Without the images, write out all of the following entries exactly.
---------------
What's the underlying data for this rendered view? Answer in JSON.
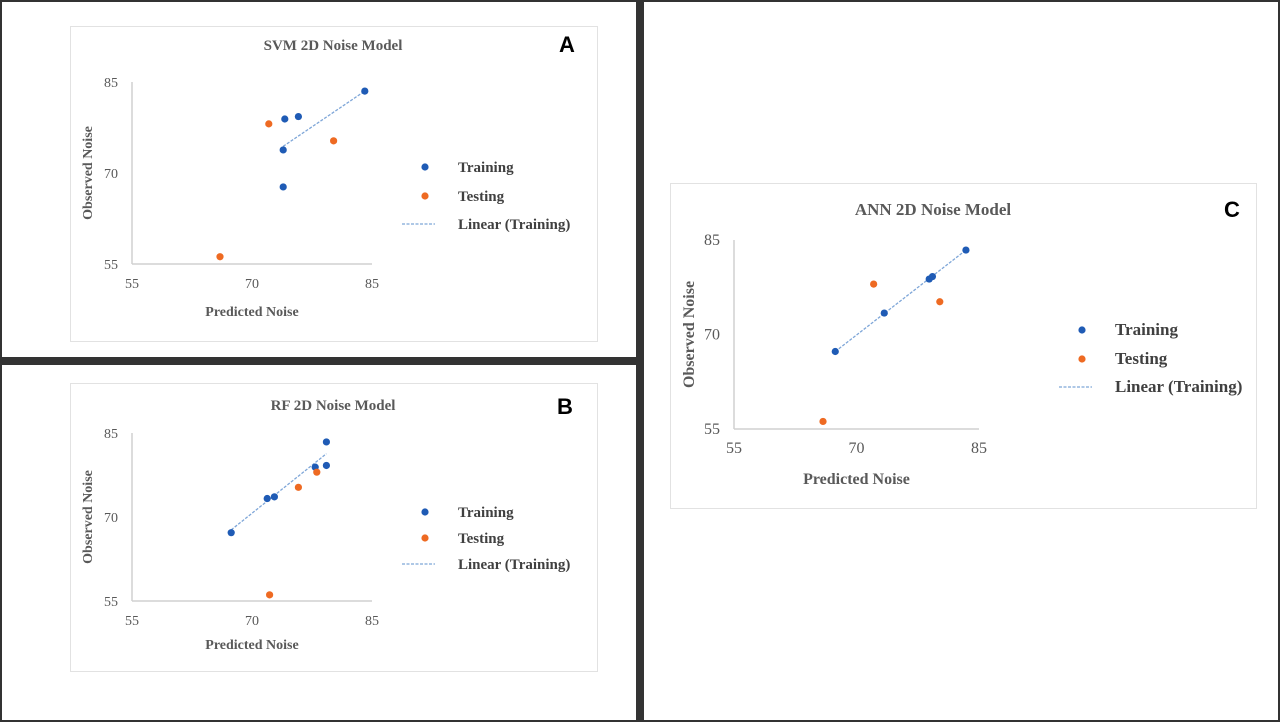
{
  "colors": {
    "training": "#1f5bb5",
    "testing": "#ee6a22",
    "trendline": "#7ea6d8",
    "axis": "#d0d0d0"
  },
  "chart_data": [
    {
      "type": "scatter",
      "panel_label": "A",
      "title": "SVM 2D Noise Model",
      "xlabel": "Predicted Noise",
      "ylabel": "Observed Noise",
      "xlim": [
        55,
        85
      ],
      "ylim": [
        55,
        85
      ],
      "xticks": [
        "55",
        "70",
        "85"
      ],
      "yticks": [
        "55",
        "70",
        "85"
      ],
      "grid": false,
      "legend_position": "right",
      "series": [
        {
          "name": "Training",
          "points": [
            [
              84.1,
              83.5
            ],
            [
              74.1,
              78.9
            ],
            [
              75.8,
              79.3
            ],
            [
              73.9,
              73.8
            ],
            [
              73.9,
              67.7
            ]
          ]
        },
        {
          "name": "Testing",
          "points": [
            [
              72.1,
              78.1
            ],
            [
              80.2,
              75.3
            ],
            [
              66.0,
              56.2
            ]
          ]
        }
      ],
      "trendline": {
        "name": "Linear (Training)",
        "points": [
          [
            73.9,
            74.4
          ],
          [
            84.1,
            83.5
          ]
        ]
      }
    },
    {
      "type": "scatter",
      "panel_label": "B",
      "title": "RF 2D Noise Model",
      "xlabel": "Predicted Noise",
      "ylabel": "Observed Noise",
      "xlim": [
        55,
        85
      ],
      "ylim": [
        55,
        85
      ],
      "xticks": [
        "55",
        "70",
        "85"
      ],
      "yticks": [
        "55",
        "70",
        "85"
      ],
      "grid": false,
      "legend_position": "right",
      "series": [
        {
          "name": "Training",
          "points": [
            [
              79.3,
              83.4
            ],
            [
              79.3,
              79.2
            ],
            [
              77.9,
              78.9
            ],
            [
              71.9,
              73.3
            ],
            [
              72.8,
              73.6
            ],
            [
              67.4,
              67.2
            ]
          ]
        },
        {
          "name": "Testing",
          "points": [
            [
              78.1,
              78.0
            ],
            [
              75.8,
              75.3
            ],
            [
              72.2,
              56.1
            ]
          ]
        }
      ],
      "trendline": {
        "name": "Linear (Training)",
        "points": [
          [
            67.4,
            67.7
          ],
          [
            79.3,
            81.3
          ]
        ]
      }
    },
    {
      "type": "scatter",
      "panel_label": "C",
      "title": "ANN 2D Noise Model",
      "xlabel": "Predicted Noise",
      "ylabel": "Observed Noise",
      "xlim": [
        55,
        85
      ],
      "ylim": [
        55,
        85
      ],
      "xticks": [
        "55",
        "70",
        "85"
      ],
      "yticks": [
        "55",
        "70",
        "85"
      ],
      "grid": false,
      "legend_position": "right",
      "series": [
        {
          "name": "Training",
          "points": [
            [
              83.4,
              83.4
            ],
            [
              78.9,
              78.8
            ],
            [
              79.3,
              79.2
            ],
            [
              73.4,
              73.4
            ],
            [
              67.4,
              67.3
            ]
          ]
        },
        {
          "name": "Testing",
          "points": [
            [
              72.1,
              78.0
            ],
            [
              80.2,
              75.2
            ],
            [
              65.9,
              56.2
            ]
          ]
        }
      ],
      "trendline": {
        "name": "Linear (Training)",
        "points": [
          [
            67.4,
            67.3
          ],
          [
            83.4,
            83.4
          ]
        ]
      }
    }
  ]
}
---------------
Written solution —
What's the underlying data for this rendered view? Answer in JSON.
{
  "colors": {
    "training": "#1f5bb5",
    "testing": "#ee6a22",
    "trendline": "#7ea6d8",
    "axis": "#d0d0d0"
  },
  "chart_data": [
    {
      "type": "scatter",
      "panel_label": "A",
      "title": "SVM 2D Noise Model",
      "xlabel": "Predicted Noise",
      "ylabel": "Observed Noise",
      "xlim": [
        55,
        85
      ],
      "ylim": [
        55,
        85
      ],
      "xticks": [
        "55",
        "70",
        "85"
      ],
      "yticks": [
        "55",
        "70",
        "85"
      ],
      "grid": false,
      "legend_position": "right",
      "series": [
        {
          "name": "Training",
          "points": [
            [
              84.1,
              83.5
            ],
            [
              74.1,
              78.9
            ],
            [
              75.8,
              79.3
            ],
            [
              73.9,
              73.8
            ],
            [
              73.9,
              67.7
            ]
          ]
        },
        {
          "name": "Testing",
          "points": [
            [
              72.1,
              78.1
            ],
            [
              80.2,
              75.3
            ],
            [
              66.0,
              56.2
            ]
          ]
        }
      ],
      "trendline": {
        "name": "Linear (Training)",
        "points": [
          [
            73.9,
            74.4
          ],
          [
            84.1,
            83.5
          ]
        ]
      }
    },
    {
      "type": "scatter",
      "panel_label": "B",
      "title": "RF 2D Noise Model",
      "xlabel": "Predicted Noise",
      "ylabel": "Observed Noise",
      "xlim": [
        55,
        85
      ],
      "ylim": [
        55,
        85
      ],
      "xticks": [
        "55",
        "70",
        "85"
      ],
      "yticks": [
        "55",
        "70",
        "85"
      ],
      "grid": false,
      "legend_position": "right",
      "series": [
        {
          "name": "Training",
          "points": [
            [
              79.3,
              83.4
            ],
            [
              79.3,
              79.2
            ],
            [
              77.9,
              78.9
            ],
            [
              71.9,
              73.3
            ],
            [
              72.8,
              73.6
            ],
            [
              67.4,
              67.2
            ]
          ]
        },
        {
          "name": "Testing",
          "points": [
            [
              78.1,
              78.0
            ],
            [
              75.8,
              75.3
            ],
            [
              72.2,
              56.1
            ]
          ]
        }
      ],
      "trendline": {
        "name": "Linear (Training)",
        "points": [
          [
            67.4,
            67.7
          ],
          [
            79.3,
            81.3
          ]
        ]
      }
    },
    {
      "type": "scatter",
      "panel_label": "C",
      "title": "ANN 2D Noise Model",
      "xlabel": "Predicted Noise",
      "ylabel": "Observed Noise",
      "xlim": [
        55,
        85
      ],
      "ylim": [
        55,
        85
      ],
      "xticks": [
        "55",
        "70",
        "85"
      ],
      "yticks": [
        "55",
        "70",
        "85"
      ],
      "grid": false,
      "legend_position": "right",
      "series": [
        {
          "name": "Training",
          "points": [
            [
              83.4,
              83.4
            ],
            [
              78.9,
              78.8
            ],
            [
              79.3,
              79.2
            ],
            [
              73.4,
              73.4
            ],
            [
              67.4,
              67.3
            ]
          ]
        },
        {
          "name": "Testing",
          "points": [
            [
              72.1,
              78.0
            ],
            [
              80.2,
              75.2
            ],
            [
              65.9,
              56.2
            ]
          ]
        }
      ],
      "trendline": {
        "name": "Linear (Training)",
        "points": [
          [
            67.4,
            67.3
          ],
          [
            83.4,
            83.4
          ]
        ]
      }
    }
  ]
}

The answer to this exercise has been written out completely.